=== MATERIAL FOR THIS TASK ===

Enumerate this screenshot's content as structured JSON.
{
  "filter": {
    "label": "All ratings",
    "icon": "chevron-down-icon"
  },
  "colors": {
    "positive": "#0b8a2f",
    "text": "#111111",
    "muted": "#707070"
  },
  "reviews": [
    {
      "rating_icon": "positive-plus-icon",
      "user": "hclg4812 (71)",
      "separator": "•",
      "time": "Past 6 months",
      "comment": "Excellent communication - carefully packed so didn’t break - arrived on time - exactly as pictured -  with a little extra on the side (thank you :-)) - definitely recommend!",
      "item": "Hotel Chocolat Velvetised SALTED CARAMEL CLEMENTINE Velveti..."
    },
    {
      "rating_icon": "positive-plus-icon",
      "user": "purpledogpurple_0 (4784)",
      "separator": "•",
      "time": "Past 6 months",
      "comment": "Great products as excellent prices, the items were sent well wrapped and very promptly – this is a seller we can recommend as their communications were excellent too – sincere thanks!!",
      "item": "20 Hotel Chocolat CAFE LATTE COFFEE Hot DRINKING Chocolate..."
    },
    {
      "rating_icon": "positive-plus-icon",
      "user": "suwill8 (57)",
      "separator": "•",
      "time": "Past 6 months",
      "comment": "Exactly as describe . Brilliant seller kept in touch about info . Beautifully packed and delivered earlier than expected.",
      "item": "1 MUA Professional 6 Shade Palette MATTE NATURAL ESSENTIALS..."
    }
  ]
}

===

## WORK TO COMPLETE
Repeat the material above in full, quoting it exactly.

## CORRECT RESPONSE
Enumerate this screenshot's content as structured JSON.
{
  "filter": {
    "label": "All ratings",
    "icon": "chevron-down-icon"
  },
  "colors": {
    "positive": "#0b8a2f",
    "text": "#111111",
    "muted": "#707070"
  },
  "reviews": [
    {
      "rating_icon": "positive-plus-icon",
      "user": "hclg4812 (71)",
      "separator": "•",
      "time": "Past 6 months",
      "comment": "Excellent communication - carefully packed so didn’t break - arrived on time - exactly as pictured -  with a little extra on the side (thank you :-)) - definitely recommend!",
      "item": "Hotel Chocolat Velvetised SALTED CARAMEL CLEMENTINE Velveti..."
    },
    {
      "rating_icon": "positive-plus-icon",
      "user": "purpledogpurple_0 (4784)",
      "separator": "•",
      "time": "Past 6 months",
      "comment": "Great products as excellent prices, the items were sent well wrapped and very promptly – this is a seller we can recommend as their communications were excellent too – sincere thanks!!",
      "item": "20 Hotel Chocolat CAFE LATTE COFFEE Hot DRINKING Chocolate..."
    },
    {
      "rating_icon": "positive-plus-icon",
      "user": "suwill8 (57)",
      "separator": "•",
      "time": "Past 6 months",
      "comment": "Exactly as describe . Brilliant seller kept in touch about info . Beautifully packed and delivered earlier than expected.",
      "item": "1 MUA Professional 6 Shade Palette MATTE NATURAL ESSENTIALS..."
    }
  ]
}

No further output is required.